WHAT THE EXERCISE ASKS> What do the lines say from the one containing "Convert this document image to plain text." to the end of the records? Restate them word for word, and only those.

SUPPLIED DATA>
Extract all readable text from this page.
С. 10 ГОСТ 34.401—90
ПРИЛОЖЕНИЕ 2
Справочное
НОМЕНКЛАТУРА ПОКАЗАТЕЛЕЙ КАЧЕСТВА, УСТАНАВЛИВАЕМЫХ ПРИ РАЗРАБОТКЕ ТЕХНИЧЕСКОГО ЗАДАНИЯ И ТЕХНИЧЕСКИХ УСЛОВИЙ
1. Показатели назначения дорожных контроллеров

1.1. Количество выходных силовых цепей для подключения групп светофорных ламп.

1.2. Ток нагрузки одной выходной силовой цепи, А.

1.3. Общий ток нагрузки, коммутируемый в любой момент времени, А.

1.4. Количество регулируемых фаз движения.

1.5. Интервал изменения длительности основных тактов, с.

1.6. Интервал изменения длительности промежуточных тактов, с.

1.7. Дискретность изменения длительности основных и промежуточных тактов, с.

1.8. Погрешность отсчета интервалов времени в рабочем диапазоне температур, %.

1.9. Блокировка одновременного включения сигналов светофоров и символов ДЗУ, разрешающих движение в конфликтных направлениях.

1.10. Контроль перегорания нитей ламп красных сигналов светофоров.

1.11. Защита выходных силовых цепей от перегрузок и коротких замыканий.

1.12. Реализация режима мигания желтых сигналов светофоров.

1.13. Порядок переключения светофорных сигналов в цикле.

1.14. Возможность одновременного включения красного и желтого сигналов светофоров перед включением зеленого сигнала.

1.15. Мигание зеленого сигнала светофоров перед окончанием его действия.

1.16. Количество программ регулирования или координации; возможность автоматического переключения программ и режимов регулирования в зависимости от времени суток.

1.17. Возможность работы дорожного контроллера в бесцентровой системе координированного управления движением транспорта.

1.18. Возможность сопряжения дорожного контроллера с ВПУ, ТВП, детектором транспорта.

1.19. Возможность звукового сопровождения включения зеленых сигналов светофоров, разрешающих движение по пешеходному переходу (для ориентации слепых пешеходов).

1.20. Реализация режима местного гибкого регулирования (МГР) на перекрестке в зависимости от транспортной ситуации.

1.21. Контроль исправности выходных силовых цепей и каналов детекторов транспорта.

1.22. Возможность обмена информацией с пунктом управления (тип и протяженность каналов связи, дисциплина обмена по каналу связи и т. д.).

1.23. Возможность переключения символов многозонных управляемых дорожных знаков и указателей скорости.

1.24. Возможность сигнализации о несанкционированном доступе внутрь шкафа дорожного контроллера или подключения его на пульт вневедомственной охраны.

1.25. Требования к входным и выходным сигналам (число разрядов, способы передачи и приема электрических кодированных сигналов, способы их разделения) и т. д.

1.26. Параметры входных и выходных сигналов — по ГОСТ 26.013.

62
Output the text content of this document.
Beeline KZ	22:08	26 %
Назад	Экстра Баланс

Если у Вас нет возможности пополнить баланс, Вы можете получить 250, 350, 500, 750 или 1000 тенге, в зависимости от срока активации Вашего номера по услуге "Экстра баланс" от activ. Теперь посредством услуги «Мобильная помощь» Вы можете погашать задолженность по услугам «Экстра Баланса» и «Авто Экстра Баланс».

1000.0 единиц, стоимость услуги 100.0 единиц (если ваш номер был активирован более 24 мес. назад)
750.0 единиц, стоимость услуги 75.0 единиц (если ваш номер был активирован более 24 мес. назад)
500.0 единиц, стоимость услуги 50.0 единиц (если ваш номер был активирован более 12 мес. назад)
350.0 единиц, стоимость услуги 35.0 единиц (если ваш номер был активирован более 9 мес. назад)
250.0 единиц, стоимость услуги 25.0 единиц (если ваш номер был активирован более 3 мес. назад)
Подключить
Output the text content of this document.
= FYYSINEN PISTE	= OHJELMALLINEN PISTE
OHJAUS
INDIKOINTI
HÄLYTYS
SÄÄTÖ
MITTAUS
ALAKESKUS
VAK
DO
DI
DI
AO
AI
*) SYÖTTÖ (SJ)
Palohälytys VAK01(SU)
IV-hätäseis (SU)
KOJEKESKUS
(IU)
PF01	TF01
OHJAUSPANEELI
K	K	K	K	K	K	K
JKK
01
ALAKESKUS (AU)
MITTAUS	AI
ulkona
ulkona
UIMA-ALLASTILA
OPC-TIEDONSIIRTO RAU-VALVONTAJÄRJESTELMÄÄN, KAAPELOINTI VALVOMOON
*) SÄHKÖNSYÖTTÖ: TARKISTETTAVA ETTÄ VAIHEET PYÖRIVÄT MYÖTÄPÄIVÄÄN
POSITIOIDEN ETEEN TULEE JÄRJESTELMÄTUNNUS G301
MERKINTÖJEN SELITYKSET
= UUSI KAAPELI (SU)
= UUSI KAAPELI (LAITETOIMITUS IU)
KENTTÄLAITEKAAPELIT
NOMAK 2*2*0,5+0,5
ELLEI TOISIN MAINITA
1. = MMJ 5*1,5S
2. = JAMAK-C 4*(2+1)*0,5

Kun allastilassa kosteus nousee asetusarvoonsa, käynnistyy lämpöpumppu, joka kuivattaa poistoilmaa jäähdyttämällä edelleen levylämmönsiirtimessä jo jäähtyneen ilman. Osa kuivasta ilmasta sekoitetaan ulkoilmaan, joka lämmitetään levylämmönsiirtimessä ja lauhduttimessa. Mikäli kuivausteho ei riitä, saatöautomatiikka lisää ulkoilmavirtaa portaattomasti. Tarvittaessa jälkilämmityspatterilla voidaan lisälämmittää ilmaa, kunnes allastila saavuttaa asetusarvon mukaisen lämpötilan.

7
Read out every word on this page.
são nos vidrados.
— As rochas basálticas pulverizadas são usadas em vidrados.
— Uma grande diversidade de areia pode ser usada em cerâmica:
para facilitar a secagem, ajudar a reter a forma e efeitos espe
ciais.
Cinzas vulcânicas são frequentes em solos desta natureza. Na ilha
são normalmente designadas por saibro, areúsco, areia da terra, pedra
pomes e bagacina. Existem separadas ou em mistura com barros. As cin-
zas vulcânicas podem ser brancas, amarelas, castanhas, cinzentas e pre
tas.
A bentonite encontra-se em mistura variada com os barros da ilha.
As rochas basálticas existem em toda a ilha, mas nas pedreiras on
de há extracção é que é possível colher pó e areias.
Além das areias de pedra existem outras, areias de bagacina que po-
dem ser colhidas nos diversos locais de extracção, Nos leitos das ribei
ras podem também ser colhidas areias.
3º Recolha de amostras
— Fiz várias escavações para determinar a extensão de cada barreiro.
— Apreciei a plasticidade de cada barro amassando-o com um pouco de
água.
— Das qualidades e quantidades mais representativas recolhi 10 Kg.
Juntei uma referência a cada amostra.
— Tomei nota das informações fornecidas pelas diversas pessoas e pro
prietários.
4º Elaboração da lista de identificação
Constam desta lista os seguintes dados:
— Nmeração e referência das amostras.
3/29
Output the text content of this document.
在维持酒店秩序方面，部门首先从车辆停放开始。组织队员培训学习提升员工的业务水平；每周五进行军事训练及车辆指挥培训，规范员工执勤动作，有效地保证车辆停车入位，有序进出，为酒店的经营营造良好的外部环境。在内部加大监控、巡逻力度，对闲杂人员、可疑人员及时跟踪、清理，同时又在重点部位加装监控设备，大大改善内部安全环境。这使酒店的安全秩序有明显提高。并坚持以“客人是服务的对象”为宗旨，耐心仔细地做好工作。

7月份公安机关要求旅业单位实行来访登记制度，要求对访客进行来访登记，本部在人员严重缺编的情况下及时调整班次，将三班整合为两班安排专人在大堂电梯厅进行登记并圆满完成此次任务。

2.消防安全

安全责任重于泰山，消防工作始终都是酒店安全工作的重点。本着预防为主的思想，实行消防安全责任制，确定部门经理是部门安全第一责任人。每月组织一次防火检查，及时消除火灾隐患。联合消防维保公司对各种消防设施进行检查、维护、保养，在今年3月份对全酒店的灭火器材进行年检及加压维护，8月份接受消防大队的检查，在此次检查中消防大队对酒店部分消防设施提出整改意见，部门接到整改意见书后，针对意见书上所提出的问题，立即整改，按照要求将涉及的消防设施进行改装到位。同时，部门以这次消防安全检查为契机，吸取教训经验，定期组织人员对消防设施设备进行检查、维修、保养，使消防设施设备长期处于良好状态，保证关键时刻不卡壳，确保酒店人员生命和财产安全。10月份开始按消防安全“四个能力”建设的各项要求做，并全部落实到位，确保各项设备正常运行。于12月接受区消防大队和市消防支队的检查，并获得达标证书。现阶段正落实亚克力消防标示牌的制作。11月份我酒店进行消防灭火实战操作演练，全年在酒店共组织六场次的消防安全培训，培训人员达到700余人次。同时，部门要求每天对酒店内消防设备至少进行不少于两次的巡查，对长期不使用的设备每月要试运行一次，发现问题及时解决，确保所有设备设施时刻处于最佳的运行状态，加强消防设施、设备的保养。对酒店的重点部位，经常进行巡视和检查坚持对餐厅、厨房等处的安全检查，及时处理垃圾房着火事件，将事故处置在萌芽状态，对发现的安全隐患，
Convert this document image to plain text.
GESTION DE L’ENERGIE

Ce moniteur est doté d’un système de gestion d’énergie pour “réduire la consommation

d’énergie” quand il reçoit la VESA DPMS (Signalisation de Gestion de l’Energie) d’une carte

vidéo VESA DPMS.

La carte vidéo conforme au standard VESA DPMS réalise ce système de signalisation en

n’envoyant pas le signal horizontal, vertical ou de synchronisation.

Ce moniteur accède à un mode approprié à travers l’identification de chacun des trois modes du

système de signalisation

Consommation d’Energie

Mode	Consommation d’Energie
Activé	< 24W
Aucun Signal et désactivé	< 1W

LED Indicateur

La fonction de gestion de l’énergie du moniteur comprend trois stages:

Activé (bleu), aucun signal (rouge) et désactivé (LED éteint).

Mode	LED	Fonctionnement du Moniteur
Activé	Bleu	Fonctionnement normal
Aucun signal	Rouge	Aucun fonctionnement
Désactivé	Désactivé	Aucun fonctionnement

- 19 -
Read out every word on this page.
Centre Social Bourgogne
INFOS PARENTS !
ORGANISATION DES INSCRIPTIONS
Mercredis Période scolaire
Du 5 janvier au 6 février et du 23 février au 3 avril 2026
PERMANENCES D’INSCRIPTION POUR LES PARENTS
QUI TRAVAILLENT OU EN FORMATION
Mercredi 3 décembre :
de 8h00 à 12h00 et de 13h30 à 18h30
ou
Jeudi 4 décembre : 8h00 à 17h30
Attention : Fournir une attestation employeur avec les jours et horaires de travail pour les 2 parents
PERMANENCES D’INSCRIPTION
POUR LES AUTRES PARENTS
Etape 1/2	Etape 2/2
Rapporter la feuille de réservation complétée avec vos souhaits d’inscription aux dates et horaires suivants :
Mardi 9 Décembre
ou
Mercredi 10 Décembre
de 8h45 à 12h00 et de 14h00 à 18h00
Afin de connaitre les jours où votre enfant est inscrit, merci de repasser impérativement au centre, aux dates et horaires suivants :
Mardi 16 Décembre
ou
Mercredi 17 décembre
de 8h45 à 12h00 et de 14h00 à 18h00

EXPECTED ANSWER>
Convert this document image to plain text.
GESTION DE L’ENERGIE

Ce moniteur est doté d’un système de gestion d’énergie pour “réduire la consommation

d’énergie” quand il reçoit la VESA DPMS (Signalisation de Gestion de l’Energie) d’une carte

vidéo VESA DPMS.

La carte vidéo conforme au standard VESA DPMS réalise ce système de signalisation en

n’envoyant pas le signal horizontal, vertical ou de synchronisation.

Ce moniteur accède à un mode approprié à travers l’identification de chacun des trois modes du

système de signalisation

Consommation d’Energie

Mode	Consommation d’Energie
Activé	< 24W
Aucun Signal et désactivé	< 1W

LED Indicateur

La fonction de gestion de l’énergie du moniteur comprend trois stages:

Activé (bleu), aucun signal (rouge) et désactivé (LED éteint).

Mode	LED	Fonctionnement du Moniteur
Activé	Bleu	Fonctionnement normal
Aucun signal	Rouge	Aucun fonctionnement
Désactivé	Désactivé	Aucun fonctionnement

- 19 -
Read out every word on this page.
Centre Social Bourgogne
INFOS PARENTS !
ORGANISATION DES INSCRIPTIONS
Mercredis Période scolaire
Du 5 janvier au 6 février et du 23 février au 3 avril 2026
PERMANENCES D’INSCRIPTION POUR LES PARENTS
QUI TRAVAILLENT OU EN FORMATION
Mercredi 3 décembre :
de 8h00 à 12h00 et de 13h30 à 18h30
ou
Jeudi 4 décembre : 8h00 à 17h30
Attention : Fournir une attestation employeur avec les jours et horaires de travail pour les 2 parents
PERMANENCES D’INSCRIPTION
POUR LES AUTRES PARENTS
Etape 1/2	Etape 2/2
Rapporter la feuille de réservation complétée avec vos souhaits d’inscription aux dates et horaires suivants :
Mardi 9 Décembre
ou
Mercredi 10 Décembre
de 8h45 à 12h00 et de 14h00 à 18h00
Afin de connaitre les jours où votre enfant est inscrit, merci de repasser impérativement au centre, aux dates et horaires suivants :
Mardi 16 Décembre
ou
Mercredi 17 décembre
de 8h45 à 12h00 et de 14h00 à 18h00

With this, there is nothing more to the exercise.